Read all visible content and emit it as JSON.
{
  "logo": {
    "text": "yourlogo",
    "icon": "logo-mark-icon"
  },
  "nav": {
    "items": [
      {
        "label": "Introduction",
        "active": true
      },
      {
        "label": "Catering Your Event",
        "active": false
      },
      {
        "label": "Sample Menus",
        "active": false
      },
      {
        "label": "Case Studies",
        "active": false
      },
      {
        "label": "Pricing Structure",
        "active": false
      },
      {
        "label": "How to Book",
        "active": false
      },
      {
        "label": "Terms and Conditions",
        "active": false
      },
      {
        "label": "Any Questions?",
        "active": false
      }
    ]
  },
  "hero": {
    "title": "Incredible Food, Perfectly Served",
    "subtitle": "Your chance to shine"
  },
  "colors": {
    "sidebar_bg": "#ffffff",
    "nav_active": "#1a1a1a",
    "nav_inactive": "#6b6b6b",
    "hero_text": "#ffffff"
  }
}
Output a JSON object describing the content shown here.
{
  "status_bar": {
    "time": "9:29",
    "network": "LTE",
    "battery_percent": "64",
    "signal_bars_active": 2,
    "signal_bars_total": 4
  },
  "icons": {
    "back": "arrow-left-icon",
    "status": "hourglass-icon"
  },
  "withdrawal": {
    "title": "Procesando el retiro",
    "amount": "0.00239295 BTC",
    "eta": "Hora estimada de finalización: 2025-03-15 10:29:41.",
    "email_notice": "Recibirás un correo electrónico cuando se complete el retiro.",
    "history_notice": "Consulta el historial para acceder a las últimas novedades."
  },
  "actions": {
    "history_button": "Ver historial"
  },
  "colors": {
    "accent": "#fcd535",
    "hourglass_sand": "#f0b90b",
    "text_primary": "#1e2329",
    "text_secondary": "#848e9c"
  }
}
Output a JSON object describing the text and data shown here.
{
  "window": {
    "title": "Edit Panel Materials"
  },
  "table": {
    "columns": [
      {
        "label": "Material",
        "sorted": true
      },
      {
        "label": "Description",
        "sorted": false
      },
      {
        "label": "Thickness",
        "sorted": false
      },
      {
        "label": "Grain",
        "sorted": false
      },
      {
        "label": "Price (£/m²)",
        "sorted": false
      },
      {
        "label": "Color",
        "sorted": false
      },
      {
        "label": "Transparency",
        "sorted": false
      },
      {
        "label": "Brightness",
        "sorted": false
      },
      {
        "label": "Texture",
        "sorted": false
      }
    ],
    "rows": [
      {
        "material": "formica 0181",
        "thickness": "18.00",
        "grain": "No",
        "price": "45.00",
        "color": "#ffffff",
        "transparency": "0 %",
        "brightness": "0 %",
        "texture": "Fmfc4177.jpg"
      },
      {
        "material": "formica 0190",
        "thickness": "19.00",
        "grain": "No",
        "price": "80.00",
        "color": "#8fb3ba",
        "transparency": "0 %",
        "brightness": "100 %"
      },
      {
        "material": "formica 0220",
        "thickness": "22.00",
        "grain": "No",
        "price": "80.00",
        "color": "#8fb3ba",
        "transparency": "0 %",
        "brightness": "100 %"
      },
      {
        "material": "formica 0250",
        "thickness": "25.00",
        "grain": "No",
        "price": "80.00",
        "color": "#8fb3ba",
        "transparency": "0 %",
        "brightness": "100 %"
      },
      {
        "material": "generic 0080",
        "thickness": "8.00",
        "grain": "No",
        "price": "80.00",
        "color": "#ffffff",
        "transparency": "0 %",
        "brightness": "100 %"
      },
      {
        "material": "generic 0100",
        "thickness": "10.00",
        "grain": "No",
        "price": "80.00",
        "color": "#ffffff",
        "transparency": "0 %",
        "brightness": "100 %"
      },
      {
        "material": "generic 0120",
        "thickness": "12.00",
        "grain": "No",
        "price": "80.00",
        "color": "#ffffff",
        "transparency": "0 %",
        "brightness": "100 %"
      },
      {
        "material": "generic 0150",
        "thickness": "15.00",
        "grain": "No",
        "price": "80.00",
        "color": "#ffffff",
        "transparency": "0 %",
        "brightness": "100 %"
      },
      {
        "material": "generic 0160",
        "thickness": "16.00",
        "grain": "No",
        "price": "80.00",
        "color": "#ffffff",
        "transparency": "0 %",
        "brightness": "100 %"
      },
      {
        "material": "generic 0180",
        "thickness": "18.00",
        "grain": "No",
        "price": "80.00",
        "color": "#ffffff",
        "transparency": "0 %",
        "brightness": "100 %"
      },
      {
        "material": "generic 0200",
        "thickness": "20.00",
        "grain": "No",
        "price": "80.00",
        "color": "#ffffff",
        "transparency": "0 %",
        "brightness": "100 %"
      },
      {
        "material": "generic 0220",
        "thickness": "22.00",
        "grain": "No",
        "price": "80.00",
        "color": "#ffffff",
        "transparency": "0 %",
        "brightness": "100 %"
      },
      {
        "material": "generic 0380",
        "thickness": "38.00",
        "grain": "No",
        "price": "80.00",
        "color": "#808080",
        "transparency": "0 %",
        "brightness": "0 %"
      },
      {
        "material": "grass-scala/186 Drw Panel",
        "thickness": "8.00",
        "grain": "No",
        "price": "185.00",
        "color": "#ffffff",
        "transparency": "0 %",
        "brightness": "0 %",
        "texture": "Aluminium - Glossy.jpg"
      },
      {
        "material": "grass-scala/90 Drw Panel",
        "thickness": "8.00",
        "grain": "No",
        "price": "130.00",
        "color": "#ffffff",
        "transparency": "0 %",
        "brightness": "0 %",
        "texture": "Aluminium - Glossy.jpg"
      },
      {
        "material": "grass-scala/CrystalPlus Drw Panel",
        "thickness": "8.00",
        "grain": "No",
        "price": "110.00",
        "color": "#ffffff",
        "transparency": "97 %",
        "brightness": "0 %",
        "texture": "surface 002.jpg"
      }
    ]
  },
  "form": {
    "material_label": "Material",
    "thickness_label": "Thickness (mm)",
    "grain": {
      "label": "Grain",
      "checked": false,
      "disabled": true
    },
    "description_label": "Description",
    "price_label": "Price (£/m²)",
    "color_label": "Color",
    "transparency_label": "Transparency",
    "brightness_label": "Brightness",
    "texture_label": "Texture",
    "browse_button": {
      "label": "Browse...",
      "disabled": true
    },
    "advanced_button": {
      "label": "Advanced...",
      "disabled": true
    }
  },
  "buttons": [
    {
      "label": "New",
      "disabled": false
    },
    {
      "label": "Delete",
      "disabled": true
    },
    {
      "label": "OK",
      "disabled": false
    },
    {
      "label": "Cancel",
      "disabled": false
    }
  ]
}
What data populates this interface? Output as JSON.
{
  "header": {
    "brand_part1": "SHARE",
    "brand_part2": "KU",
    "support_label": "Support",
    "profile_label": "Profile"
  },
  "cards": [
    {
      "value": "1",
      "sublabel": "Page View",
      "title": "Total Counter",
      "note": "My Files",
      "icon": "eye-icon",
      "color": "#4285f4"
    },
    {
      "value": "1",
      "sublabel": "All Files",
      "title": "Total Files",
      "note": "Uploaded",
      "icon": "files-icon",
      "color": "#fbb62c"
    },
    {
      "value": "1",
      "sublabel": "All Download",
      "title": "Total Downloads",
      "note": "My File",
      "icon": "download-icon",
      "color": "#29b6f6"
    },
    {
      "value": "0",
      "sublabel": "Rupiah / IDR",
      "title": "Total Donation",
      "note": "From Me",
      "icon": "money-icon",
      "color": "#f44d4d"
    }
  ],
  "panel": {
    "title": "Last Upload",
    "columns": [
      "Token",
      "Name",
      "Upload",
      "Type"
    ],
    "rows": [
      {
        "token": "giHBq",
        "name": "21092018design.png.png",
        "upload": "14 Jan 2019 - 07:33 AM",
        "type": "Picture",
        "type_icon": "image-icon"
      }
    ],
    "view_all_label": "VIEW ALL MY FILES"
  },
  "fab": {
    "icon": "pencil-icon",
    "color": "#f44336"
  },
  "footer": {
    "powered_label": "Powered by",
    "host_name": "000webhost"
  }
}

Task directions>
Search the entries for the word "content", then list each line that holds it.

Response>
Read all visible content and emit it as JSON.
Output a JSON object describing the content shown here.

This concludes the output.